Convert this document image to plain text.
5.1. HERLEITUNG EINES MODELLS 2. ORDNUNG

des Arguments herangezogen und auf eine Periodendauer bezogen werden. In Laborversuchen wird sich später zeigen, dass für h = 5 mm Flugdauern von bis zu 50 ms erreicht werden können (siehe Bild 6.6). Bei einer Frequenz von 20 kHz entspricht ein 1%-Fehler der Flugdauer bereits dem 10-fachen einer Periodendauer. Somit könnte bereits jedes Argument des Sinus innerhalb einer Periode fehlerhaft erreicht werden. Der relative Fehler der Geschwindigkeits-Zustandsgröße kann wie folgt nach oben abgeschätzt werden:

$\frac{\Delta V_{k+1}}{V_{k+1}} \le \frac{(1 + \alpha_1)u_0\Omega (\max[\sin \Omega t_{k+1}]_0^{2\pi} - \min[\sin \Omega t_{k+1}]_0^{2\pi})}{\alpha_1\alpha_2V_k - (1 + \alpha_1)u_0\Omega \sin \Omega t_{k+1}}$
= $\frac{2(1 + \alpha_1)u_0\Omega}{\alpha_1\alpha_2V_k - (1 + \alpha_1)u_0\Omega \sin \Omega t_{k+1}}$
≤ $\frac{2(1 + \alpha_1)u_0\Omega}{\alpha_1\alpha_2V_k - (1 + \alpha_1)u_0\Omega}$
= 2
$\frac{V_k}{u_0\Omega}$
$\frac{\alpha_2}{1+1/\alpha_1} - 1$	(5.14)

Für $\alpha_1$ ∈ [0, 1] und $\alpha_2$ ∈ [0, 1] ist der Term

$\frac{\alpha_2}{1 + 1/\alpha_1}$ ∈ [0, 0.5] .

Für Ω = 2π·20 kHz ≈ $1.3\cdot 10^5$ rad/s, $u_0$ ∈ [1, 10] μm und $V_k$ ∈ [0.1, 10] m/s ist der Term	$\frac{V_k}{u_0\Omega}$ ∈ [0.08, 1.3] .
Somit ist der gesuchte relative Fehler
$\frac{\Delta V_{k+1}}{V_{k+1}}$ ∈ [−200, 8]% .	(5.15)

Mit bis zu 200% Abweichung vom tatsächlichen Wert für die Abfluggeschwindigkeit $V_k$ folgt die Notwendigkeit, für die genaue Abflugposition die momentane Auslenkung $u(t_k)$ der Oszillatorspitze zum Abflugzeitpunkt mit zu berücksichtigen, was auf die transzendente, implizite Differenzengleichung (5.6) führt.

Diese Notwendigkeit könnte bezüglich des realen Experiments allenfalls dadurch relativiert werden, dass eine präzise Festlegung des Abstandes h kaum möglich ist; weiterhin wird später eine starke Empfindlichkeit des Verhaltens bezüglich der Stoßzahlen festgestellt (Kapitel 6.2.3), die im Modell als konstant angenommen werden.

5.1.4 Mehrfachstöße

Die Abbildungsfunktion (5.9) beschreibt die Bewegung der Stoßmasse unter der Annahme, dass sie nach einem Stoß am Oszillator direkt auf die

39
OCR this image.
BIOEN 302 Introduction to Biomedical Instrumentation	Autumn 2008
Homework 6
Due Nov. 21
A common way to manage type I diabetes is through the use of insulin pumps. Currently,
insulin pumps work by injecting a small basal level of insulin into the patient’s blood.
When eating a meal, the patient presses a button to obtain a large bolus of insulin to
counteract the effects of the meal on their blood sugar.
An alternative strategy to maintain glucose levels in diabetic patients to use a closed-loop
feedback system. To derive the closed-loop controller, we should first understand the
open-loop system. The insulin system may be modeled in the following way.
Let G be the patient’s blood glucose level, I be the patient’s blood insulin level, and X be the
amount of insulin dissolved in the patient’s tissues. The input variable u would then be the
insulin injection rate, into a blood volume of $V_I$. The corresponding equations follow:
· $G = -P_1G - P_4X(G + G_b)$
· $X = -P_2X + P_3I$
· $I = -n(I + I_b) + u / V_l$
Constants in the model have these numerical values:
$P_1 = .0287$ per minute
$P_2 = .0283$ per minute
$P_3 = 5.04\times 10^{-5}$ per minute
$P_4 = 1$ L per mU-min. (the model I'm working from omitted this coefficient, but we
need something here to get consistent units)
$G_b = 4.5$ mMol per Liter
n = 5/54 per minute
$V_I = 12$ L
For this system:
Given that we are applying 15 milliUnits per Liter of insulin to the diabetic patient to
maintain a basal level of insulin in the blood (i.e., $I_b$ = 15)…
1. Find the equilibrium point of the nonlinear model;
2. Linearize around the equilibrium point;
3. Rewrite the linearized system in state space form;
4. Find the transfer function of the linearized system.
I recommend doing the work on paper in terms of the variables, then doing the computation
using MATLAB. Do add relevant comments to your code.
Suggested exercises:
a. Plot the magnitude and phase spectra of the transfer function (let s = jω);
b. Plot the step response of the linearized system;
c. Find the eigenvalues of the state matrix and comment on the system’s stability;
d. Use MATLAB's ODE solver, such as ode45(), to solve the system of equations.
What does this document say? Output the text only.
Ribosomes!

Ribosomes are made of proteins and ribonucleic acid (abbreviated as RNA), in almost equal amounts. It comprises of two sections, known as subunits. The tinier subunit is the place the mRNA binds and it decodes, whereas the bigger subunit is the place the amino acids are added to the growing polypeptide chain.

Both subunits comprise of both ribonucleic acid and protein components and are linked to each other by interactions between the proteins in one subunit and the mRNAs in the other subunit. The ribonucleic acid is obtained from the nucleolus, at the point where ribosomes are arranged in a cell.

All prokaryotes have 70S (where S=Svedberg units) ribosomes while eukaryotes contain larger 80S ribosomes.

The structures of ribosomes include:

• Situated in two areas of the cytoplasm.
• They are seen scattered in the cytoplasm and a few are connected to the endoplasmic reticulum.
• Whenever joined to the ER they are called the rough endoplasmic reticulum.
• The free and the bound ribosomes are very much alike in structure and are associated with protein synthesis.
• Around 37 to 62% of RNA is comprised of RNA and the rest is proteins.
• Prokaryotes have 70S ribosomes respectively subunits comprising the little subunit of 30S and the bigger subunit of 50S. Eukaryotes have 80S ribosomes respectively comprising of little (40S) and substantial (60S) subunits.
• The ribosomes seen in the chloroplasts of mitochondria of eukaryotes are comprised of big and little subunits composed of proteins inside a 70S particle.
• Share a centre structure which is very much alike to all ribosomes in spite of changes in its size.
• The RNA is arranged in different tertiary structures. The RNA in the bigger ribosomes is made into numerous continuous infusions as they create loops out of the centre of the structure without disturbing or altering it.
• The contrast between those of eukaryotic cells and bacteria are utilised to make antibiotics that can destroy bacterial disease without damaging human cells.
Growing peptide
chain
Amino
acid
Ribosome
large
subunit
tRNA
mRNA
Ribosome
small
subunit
● ● ● ● ●
> [GOAL OF THE EXERCISE]:
All of the entries above must be transcribed exactly.

> [THE COMPLETED TASK]:
Convert this document image to plain text.
5.1. HERLEITUNG EINES MODELLS 2. ORDNUNG

des Arguments herangezogen und auf eine Periodendauer bezogen werden. In Laborversuchen wird sich später zeigen, dass für h = 5 mm Flugdauern von bis zu 50 ms erreicht werden können (siehe Bild 6.6). Bei einer Frequenz von 20 kHz entspricht ein 1%-Fehler der Flugdauer bereits dem 10-fachen einer Periodendauer. Somit könnte bereits jedes Argument des Sinus innerhalb einer Periode fehlerhaft erreicht werden. Der relative Fehler der Geschwindigkeits-Zustandsgröße kann wie folgt nach oben abgeschätzt werden:

$\frac{\Delta V_{k+1}}{V_{k+1}} \le \frac{(1 + \alpha_1)u_0\Omega (\max[\sin \Omega t_{k+1}]_0^{2\pi} - \min[\sin \Omega t_{k+1}]_0^{2\pi})}{\alpha_1\alpha_2V_k - (1 + \alpha_1)u_0\Omega \sin \Omega t_{k+1}}$
= $\frac{2(1 + \alpha_1)u_0\Omega}{\alpha_1\alpha_2V_k - (1 + \alpha_1)u_0\Omega \sin \Omega t_{k+1}}$
≤ $\frac{2(1 + \alpha_1)u_0\Omega}{\alpha_1\alpha_2V_k - (1 + \alpha_1)u_0\Omega}$
= 2
$\frac{V_k}{u_0\Omega}$
$\frac{\alpha_2}{1+1/\alpha_1} - 1$	(5.14)

Für $\alpha_1$ ∈ [0, 1] und $\alpha_2$ ∈ [0, 1] ist der Term

$\frac{\alpha_2}{1 + 1/\alpha_1}$ ∈ [0, 0.5] .

Für Ω = 2π·20 kHz ≈ $1.3\cdot 10^5$ rad/s, $u_0$ ∈ [1, 10] μm und $V_k$ ∈ [0.1, 10] m/s ist der Term	$\frac{V_k}{u_0\Omega}$ ∈ [0.08, 1.3] .
Somit ist der gesuchte relative Fehler
$\frac{\Delta V_{k+1}}{V_{k+1}}$ ∈ [−200, 8]% .	(5.15)

Mit bis zu 200% Abweichung vom tatsächlichen Wert für die Abfluggeschwindigkeit $V_k$ folgt die Notwendigkeit, für die genaue Abflugposition die momentane Auslenkung $u(t_k)$ der Oszillatorspitze zum Abflugzeitpunkt mit zu berücksichtigen, was auf die transzendente, implizite Differenzengleichung (5.6) führt.

Diese Notwendigkeit könnte bezüglich des realen Experiments allenfalls dadurch relativiert werden, dass eine präzise Festlegung des Abstandes h kaum möglich ist; weiterhin wird später eine starke Empfindlichkeit des Verhaltens bezüglich der Stoßzahlen festgestellt (Kapitel 6.2.3), die im Modell als konstant angenommen werden.

5.1.4 Mehrfachstöße

Die Abbildungsfunktion (5.9) beschreibt die Bewegung der Stoßmasse unter der Annahme, dass sie nach einem Stoß am Oszillator direkt auf die

39
OCR this image.
BIOEN 302 Introduction to Biomedical Instrumentation	Autumn 2008
Homework 6
Due Nov. 21
A common way to manage type I diabetes is through the use of insulin pumps. Currently,
insulin pumps work by injecting a small basal level of insulin into the patient’s blood.
When eating a meal, the patient presses a button to obtain a large bolus of insulin to
counteract the effects of the meal on their blood sugar.
An alternative strategy to maintain glucose levels in diabetic patients to use a closed-loop
feedback system. To derive the closed-loop controller, we should first understand the
open-loop system. The insulin system may be modeled in the following way.
Let G be the patient’s blood glucose level, I be the patient’s blood insulin level, and X be the
amount of insulin dissolved in the patient’s tissues. The input variable u would then be the
insulin injection rate, into a blood volume of $V_I$. The corresponding equations follow:
· $G = -P_1G - P_4X(G + G_b)$
· $X = -P_2X + P_3I$
· $I = -n(I + I_b) + u / V_l$
Constants in the model have these numerical values:
$P_1 = .0287$ per minute
$P_2 = .0283$ per minute
$P_3 = 5.04\times 10^{-5}$ per minute
$P_4 = 1$ L per mU-min. (the model I'm working from omitted this coefficient, but we
need something here to get consistent units)
$G_b = 4.5$ mMol per Liter
n = 5/54 per minute
$V_I = 12$ L
For this system:
Given that we are applying 15 milliUnits per Liter of insulin to the diabetic patient to
maintain a basal level of insulin in the blood (i.e., $I_b$ = 15)…
1. Find the equilibrium point of the nonlinear model;
2. Linearize around the equilibrium point;
3. Rewrite the linearized system in state space form;
4. Find the transfer function of the linearized system.
I recommend doing the work on paper in terms of the variables, then doing the computation
using MATLAB. Do add relevant comments to your code.
Suggested exercises:
a. Plot the magnitude and phase spectra of the transfer function (let s = jω);
b. Plot the step response of the linearized system;
c. Find the eigenvalues of the state matrix and comment on the system’s stability;
d. Use MATLAB's ODE solver, such as ode45(), to solve the system of equations.
What does this document say? Output the text only.
Ribosomes!

Ribosomes are made of proteins and ribonucleic acid (abbreviated as RNA), in almost equal amounts. It comprises of two sections, known as subunits. The tinier subunit is the place the mRNA binds and it decodes, whereas the bigger subunit is the place the amino acids are added to the growing polypeptide chain.

Both subunits comprise of both ribonucleic acid and protein components and are linked to each other by interactions between the proteins in one subunit and the mRNAs in the other subunit. The ribonucleic acid is obtained from the nucleolus, at the point where ribosomes are arranged in a cell.

All prokaryotes have 70S (where S=Svedberg units) ribosomes while eukaryotes contain larger 80S ribosomes.

The structures of ribosomes include:

• Situated in two areas of the cytoplasm.
• They are seen scattered in the cytoplasm and a few are connected to the endoplasmic reticulum.
• Whenever joined to the ER they are called the rough endoplasmic reticulum.
• The free and the bound ribosomes are very much alike in structure and are associated with protein synthesis.
• Around 37 to 62% of RNA is comprised of RNA and the rest is proteins.
• Prokaryotes have 70S ribosomes respectively subunits comprising the little subunit of 30S and the bigger subunit of 50S. Eukaryotes have 80S ribosomes respectively comprising of little (40S) and substantial (60S) subunits.
• The ribosomes seen in the chloroplasts of mitochondria of eukaryotes are comprised of big and little subunits composed of proteins inside a 70S particle.
• Share a centre structure which is very much alike to all ribosomes in spite of changes in its size.
• The RNA is arranged in different tertiary structures. The RNA in the bigger ribosomes is made into numerous continuous infusions as they create loops out of the centre of the structure without disturbing or altering it.
• The contrast between those of eukaryotic cells and bacteria are utilised to make antibiotics that can destroy bacterial disease without damaging human cells.
Growing peptide
chain
Amino
acid
Ribosome
large
subunit
tRNA
mRNA
Ribosome
small
subunit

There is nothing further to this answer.